Task set:
1) In the forum thread on keeping a window always on top, which window level does Mikuro say screensavers use?
2) Reproduce the passage of the forum thread starting at "Hm... Since I'm" and ending at "been Apple's idea.".
3) Translate this sentence from the forum thread into Spanish: "If it can be done at all, I imagine it can be done in Cocoa."

# "Always on top" (inc. when Screen Saver is running)



## texanpenguin (Jan 31, 2006)

I don't yet know how feasible the idea is for someone like me who hasn't got the world's most fantastic working knowledge of Cocoa, but I've got a little app I'm dying to be made, and, since noone else has made it, I'm seeing what it would involve to take it upon myself.


All I want the app to do is get the number of unread non-junk mail messages from Mail (I can do that with AppleScript), then display the number in a large red star (as though the little red mail-count on the icon had grown). The star would be freely movable (click+drag anywhere on the face), and would open Mail with a double-click.

That much of the program seems OK (*seems* OK ), but the hard thing to find is how to make some program float above all windows, and, even better, over the screensaver. There's a program, iAlert, which already does this (so it's possible), but it's expanded into something far too complex for what I'm interested in.

The point of the program would be to be able to quickly gauge how many new Mail messages I have, even when my (very useful) screensaver is running, or when I'm a long distance away from the screen.


So what's the best way to approach the development? Cocoa? Is it possible to do it in AppleScript Studio? I'd like it to be hidden from the Dock too, but I can do that myself.


----------



## fryke (Jan 31, 2006)

Hm. I have no idea, sorry.  But an additional wish for such a thing. Or rather: A different approach. Could a _screensaver_ be used to display the new messages? Can a screensaver use AppleScript or rather interact with other applications?


----------



## Mikuro (Jan 31, 2006)

A screensaver is just a Cocoa class, so you can do practically anything you can do in Cocoa (as long as it doesn't require user input, of course....although there might even be ways around that). So yeah, a screensaver could use AppleScript to grab info from another app. But then that would mean anyone who wanted to use it wouldn't have their choice of screensaver! 

I've never done this myself, but I think it could be done with Cocoa by tweaking your window's level. Screensavers use NSScreenSaverWindowLevel, which I think is the highest. I'm not sure what would happen if there were two windows with that level assigned to them. I'd bet you can set up a window using NSScreenSaverWindowLevel in such a way that it would float over an actual screensaver. But I don't know off the top of my head. (The first thing I would try is to have it periodically call [myWindow setLevel: NSScreenSaverWindowLevel] in the hopes that it would pop it above any newly-created windows of that level.)

I don't think AppleScript Studio gives you the level of control you'd need, but I've never used AppleScript Studio, so I could be mistaken.

If it can be done at all, I imagine it can be done in Cocoa.


----------



## fryke (Jan 31, 2006)

Hm... Since I'm using the simple Apple-logo user name screensaver, I'd appreciate a version of it which would have the red-star with unread-messages (if possible not only the ones in the inbox even!). That'd be so great, it could've been Apple's idea.


----------



## texanpenguin (Jan 31, 2006)

Element-and-box listings:
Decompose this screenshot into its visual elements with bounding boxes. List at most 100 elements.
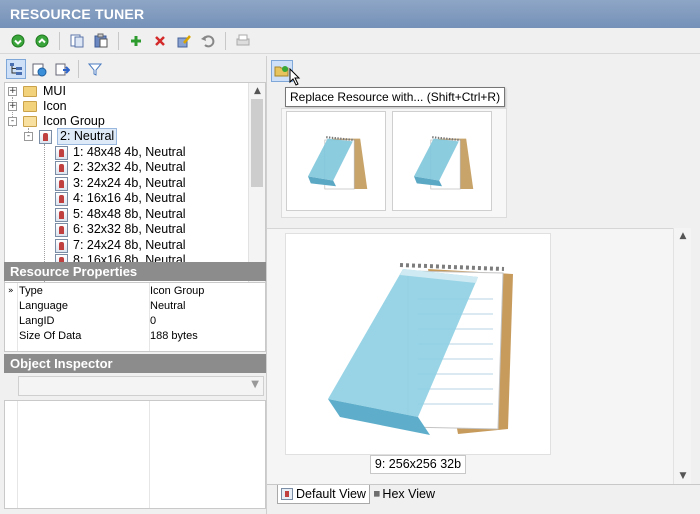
icon-preview: [285, 233, 551, 455]
add-icon[interactable]: [126, 31, 146, 51]
tree-view-icon[interactable]: [6, 59, 26, 79]
expand-icon[interactable]: +: [8, 102, 17, 111]
preview-caption: 9: 256x256 32b: [370, 455, 466, 474]
main-toolbar: [0, 28, 700, 54]
property-key: LangID: [19, 315, 55, 327]
undo-icon[interactable]: [198, 31, 218, 51]
property-value: 0: [150, 315, 157, 327]
tree-item-label: 2: Neutral: [57, 128, 118, 145]
icon-resource-icon: [55, 191, 68, 206]
tree-item-label: 4: 16x16 4b, Neutral: [73, 191, 186, 205]
property-key: Size Of Data: [19, 330, 82, 342]
tree-item-leaf[interactable]: 2: 32x32 4b, Neutral: [55, 160, 186, 175]
tab-label: Default View: [296, 486, 366, 501]
property-row[interactable]: LangID 0: [5, 314, 265, 329]
scroll-down-icon[interactable]: ▼: [674, 468, 692, 484]
hex-view-icon: ▦: [374, 489, 380, 499]
icon-resource-icon: [39, 129, 52, 144]
notepad-icon: [308, 136, 368, 190]
tree-item-label: MUI: [43, 84, 66, 98]
edit-icon[interactable]: [174, 31, 194, 51]
tree-item-label: 1: 48x48 4b, Neutral: [73, 145, 186, 159]
toolbar-separator: [78, 60, 79, 78]
tree-item-icon-group[interactable]: - Icon Group: [8, 114, 105, 129]
tree-item-mui[interactable]: + MUI: [8, 84, 66, 99]
grid-line: [17, 401, 18, 508]
collapse-icon[interactable]: -: [8, 117, 17, 126]
nav-back-icon[interactable]: [8, 31, 28, 51]
left-pane: + MUI + Icon - Icon Group - 2: Neutral 1…: [0, 56, 266, 514]
tab-label: Hex View: [382, 487, 435, 501]
icon-thumbnail[interactable]: [392, 111, 492, 211]
property-key: Type: [19, 285, 43, 297]
tree-item-label: Icon: [43, 99, 67, 113]
copy-icon[interactable]: [67, 31, 87, 51]
preview-scrollbar[interactable]: ▲ ▼: [673, 228, 691, 484]
icon-thumbnail[interactable]: [286, 111, 386, 211]
collapse-icon[interactable]: -: [24, 132, 33, 141]
notepad-icon: [414, 136, 474, 190]
open-folder-icon: [23, 116, 37, 127]
tree-item-label: 5: 48x48 8b, Neutral: [73, 207, 186, 221]
expand-icon[interactable]: +: [8, 87, 17, 96]
window-title: RESOURCE TUNER: [0, 0, 700, 28]
notepad-large-icon: [328, 263, 513, 435]
replace-resource-icon: [274, 66, 289, 77]
toolbar-separator: [118, 31, 119, 50]
scroll-up-icon[interactable]: ▲: [674, 228, 692, 244]
tree-item-neutral[interactable]: - 2: Neutral: [24, 128, 118, 145]
resource-properties-header: Resource Properties: [4, 262, 266, 281]
refresh-icon[interactable]: [29, 59, 49, 79]
tree-item-leaf[interactable]: 5: 48x48 8b, Neutral: [55, 207, 186, 222]
mouse-cursor-icon: [289, 68, 301, 86]
filter-icon[interactable]: [85, 59, 105, 79]
replace-resource-tooltip: Replace Resource with... (Shift+Ctrl+R): [285, 87, 506, 107]
tree-item-leaf[interactable]: 7: 24x24 8b, Neutral: [55, 238, 186, 253]
delete-icon[interactable]: [150, 31, 170, 51]
property-row[interactable]: Size Of Data 188 bytes: [5, 329, 265, 344]
tree-toolbar: [0, 56, 266, 82]
tree-item-label: 7: 24x24 8b, Neutral: [73, 238, 186, 252]
print-icon[interactable]: [233, 31, 253, 51]
property-row[interactable]: » Type Icon Group: [5, 284, 265, 299]
icon-resource-icon: [55, 207, 68, 222]
object-inspector-grid: [4, 400, 266, 509]
tree-item-leaf[interactable]: 1: 48x48 4b, Neutral: [55, 145, 186, 160]
scroll-thumb[interactable]: [251, 99, 263, 187]
paste-icon[interactable]: [91, 31, 111, 51]
toolbar-separator: [225, 31, 226, 50]
tree-item-label: 3: 24x24 4b, Neutral: [73, 176, 186, 190]
property-value: Icon Group: [150, 285, 205, 297]
tree-item-leaf[interactable]: 3: 24x24 4b, Neutral: [55, 176, 186, 191]
icon-thumbnail-strip: [281, 108, 507, 218]
icon-resource-icon: [55, 222, 68, 237]
toolbar-separator: [59, 31, 60, 50]
tab-default-view[interactable]: Default View: [277, 485, 370, 504]
property-value: Neutral: [150, 300, 186, 312]
grid-line: [149, 401, 150, 508]
tree-item-leaf[interactable]: 6: 32x32 8b, Neutral: [55, 222, 186, 237]
resource-properties-grid: » Type Icon Group Language Neutral LangI…: [4, 282, 266, 352]
scroll-up-icon[interactable]: ▲: [249, 83, 265, 99]
nav-forward-icon[interactable]: [32, 31, 52, 51]
tree-item-label: 6: 32x32 8b, Neutral: [73, 222, 186, 236]
view-tabs: Default View ▦ Hex View: [267, 484, 700, 514]
export-icon[interactable]: [52, 59, 72, 79]
icon-resource-icon: [55, 238, 68, 253]
tab-hex-view[interactable]: ▦ Hex View: [371, 485, 438, 504]
object-selector-dropdown[interactable]: ▼: [18, 376, 264, 396]
tree-item-leaf[interactable]: 4: 16x16 4b, Neutral: [55, 191, 186, 206]
default-view-icon: [281, 488, 293, 500]
tree-item-label: Icon Group: [43, 114, 105, 128]
folder-icon: [23, 101, 37, 112]
chevron-down-icon: ▼: [251, 379, 259, 390]
tree-item-label: 2: 32x32 4b, Neutral: [73, 160, 186, 174]
object-inspector-header: Object Inspector: [4, 354, 266, 373]
row-selector-icon: »: [8, 286, 14, 296]
folder-icon: [23, 86, 37, 97]
property-row[interactable]: Language Neutral: [5, 299, 265, 314]
icon-resource-icon: [55, 160, 68, 175]
tree-item-icon[interactable]: + Icon: [8, 99, 67, 114]
icon-resource-icon: [55, 145, 68, 160]
property-key: Language: [19, 300, 68, 312]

Task responses:
1) NSScreenSaverWindowLevel

2)
Hm... Since I'm using the simple Apple-logo user name screensaver, I'd appreciate a version of it which would have the red-star with unread-messages (if possible not only the ones in the inbox even!). That'd be so great, it could've been Apple's idea.

3) Si es que se puede hacer, imagino que se puede hacer en Cocoa.